• Work request
Report how many lines contain the word "mortality" in the listing that follows. Give nothing besides the number.

• Excerpted records
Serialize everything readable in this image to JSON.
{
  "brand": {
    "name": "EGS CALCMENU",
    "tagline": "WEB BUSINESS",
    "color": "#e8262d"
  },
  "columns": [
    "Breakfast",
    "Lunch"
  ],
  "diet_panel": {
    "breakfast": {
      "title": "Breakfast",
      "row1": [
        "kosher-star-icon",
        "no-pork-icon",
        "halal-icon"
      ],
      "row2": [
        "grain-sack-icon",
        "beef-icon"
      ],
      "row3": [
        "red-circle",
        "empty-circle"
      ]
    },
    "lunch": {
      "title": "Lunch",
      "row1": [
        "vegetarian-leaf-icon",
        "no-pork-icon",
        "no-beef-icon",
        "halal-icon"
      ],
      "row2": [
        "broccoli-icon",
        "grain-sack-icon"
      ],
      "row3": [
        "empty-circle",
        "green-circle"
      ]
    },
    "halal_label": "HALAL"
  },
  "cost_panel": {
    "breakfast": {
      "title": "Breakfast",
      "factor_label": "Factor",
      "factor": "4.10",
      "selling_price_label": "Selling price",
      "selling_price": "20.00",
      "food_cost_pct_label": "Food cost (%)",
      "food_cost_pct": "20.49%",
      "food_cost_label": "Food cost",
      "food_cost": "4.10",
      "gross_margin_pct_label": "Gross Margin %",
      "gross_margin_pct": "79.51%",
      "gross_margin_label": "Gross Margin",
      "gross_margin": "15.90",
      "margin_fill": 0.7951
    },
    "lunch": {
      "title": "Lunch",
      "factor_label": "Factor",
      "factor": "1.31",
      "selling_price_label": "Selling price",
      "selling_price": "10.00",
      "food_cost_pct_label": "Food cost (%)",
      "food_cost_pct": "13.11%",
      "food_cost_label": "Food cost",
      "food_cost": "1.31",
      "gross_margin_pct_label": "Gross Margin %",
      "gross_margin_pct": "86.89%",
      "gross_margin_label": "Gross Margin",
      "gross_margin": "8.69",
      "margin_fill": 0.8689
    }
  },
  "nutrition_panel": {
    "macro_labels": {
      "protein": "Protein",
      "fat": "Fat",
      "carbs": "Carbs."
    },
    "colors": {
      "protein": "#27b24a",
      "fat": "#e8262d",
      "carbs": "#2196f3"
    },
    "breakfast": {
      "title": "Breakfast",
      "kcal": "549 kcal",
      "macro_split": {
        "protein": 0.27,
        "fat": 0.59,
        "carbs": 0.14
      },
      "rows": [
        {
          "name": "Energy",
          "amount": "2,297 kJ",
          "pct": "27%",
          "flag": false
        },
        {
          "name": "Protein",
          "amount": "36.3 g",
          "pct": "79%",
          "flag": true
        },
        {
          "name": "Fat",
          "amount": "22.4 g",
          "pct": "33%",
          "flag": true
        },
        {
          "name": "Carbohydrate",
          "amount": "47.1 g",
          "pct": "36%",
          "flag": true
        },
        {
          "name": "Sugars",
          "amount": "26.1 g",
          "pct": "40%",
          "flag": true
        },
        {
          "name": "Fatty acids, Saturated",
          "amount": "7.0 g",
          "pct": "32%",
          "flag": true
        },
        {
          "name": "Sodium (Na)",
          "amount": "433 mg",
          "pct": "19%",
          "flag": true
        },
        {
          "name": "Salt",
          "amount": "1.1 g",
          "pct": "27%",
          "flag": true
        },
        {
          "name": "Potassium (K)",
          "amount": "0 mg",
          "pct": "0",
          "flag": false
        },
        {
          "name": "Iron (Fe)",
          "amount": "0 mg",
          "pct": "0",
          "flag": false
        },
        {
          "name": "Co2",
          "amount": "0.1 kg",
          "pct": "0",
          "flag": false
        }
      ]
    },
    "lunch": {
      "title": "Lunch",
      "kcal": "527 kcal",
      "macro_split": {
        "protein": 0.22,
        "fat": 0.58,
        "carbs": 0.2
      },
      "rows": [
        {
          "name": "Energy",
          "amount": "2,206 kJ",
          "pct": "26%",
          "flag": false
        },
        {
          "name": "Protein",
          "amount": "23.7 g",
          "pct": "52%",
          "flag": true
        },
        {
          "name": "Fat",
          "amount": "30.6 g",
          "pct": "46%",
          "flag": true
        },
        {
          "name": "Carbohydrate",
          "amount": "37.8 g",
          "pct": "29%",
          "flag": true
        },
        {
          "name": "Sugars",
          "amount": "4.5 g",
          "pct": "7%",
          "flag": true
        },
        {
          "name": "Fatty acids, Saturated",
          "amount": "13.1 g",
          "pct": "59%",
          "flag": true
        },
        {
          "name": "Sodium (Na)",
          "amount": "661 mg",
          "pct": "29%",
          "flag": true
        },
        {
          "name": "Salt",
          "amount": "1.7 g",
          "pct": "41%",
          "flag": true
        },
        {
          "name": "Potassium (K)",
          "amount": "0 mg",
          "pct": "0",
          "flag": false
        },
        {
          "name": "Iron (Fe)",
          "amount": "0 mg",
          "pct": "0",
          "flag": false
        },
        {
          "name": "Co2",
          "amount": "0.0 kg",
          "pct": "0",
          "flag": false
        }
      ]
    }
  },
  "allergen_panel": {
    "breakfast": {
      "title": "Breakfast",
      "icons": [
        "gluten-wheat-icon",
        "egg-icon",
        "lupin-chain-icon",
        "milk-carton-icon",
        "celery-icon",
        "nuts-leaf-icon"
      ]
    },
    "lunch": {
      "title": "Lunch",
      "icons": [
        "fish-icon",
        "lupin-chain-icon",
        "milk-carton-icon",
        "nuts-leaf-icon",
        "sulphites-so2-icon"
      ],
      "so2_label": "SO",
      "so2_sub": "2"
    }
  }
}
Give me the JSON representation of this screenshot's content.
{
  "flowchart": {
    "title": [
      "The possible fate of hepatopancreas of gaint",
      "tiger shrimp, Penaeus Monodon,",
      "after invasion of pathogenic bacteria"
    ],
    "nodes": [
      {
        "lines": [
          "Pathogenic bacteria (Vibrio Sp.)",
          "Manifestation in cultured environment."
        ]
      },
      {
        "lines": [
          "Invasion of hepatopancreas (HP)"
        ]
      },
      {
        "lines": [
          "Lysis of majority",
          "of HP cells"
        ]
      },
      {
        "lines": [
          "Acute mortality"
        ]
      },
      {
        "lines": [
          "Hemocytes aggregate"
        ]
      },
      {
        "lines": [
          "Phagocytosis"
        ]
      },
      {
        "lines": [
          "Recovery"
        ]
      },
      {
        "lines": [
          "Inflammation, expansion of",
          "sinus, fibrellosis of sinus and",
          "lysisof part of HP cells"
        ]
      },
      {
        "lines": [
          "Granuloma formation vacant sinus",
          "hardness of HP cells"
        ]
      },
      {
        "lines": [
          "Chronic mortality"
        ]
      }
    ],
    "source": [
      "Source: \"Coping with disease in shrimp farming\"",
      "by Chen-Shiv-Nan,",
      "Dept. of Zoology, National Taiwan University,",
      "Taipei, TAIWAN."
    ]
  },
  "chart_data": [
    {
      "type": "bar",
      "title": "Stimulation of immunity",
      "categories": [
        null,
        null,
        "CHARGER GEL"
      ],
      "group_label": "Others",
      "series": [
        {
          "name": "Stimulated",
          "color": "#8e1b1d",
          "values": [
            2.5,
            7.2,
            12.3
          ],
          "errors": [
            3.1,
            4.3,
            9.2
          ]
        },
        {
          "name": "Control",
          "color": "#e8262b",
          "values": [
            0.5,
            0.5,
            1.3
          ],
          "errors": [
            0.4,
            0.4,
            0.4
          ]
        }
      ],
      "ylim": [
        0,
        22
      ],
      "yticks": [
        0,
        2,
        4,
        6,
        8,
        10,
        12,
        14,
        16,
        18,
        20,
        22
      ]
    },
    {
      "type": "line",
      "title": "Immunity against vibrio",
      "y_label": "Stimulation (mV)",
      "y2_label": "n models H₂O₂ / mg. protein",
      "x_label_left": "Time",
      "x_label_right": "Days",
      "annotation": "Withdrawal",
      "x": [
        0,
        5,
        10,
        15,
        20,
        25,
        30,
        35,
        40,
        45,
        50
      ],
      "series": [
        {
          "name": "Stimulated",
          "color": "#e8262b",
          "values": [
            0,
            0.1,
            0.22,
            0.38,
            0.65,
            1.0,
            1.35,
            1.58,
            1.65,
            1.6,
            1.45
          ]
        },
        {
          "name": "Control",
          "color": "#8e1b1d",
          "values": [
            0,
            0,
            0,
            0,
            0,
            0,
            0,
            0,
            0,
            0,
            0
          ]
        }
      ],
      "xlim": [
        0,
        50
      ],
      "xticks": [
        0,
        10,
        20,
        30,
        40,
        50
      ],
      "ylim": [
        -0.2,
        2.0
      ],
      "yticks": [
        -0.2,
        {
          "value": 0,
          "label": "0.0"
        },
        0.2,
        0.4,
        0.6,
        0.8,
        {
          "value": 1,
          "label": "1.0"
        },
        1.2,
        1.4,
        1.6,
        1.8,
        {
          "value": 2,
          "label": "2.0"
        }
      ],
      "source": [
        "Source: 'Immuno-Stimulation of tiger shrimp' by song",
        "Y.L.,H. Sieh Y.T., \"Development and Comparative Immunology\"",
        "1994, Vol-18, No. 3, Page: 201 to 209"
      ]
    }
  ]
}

• Solution to this exercise
2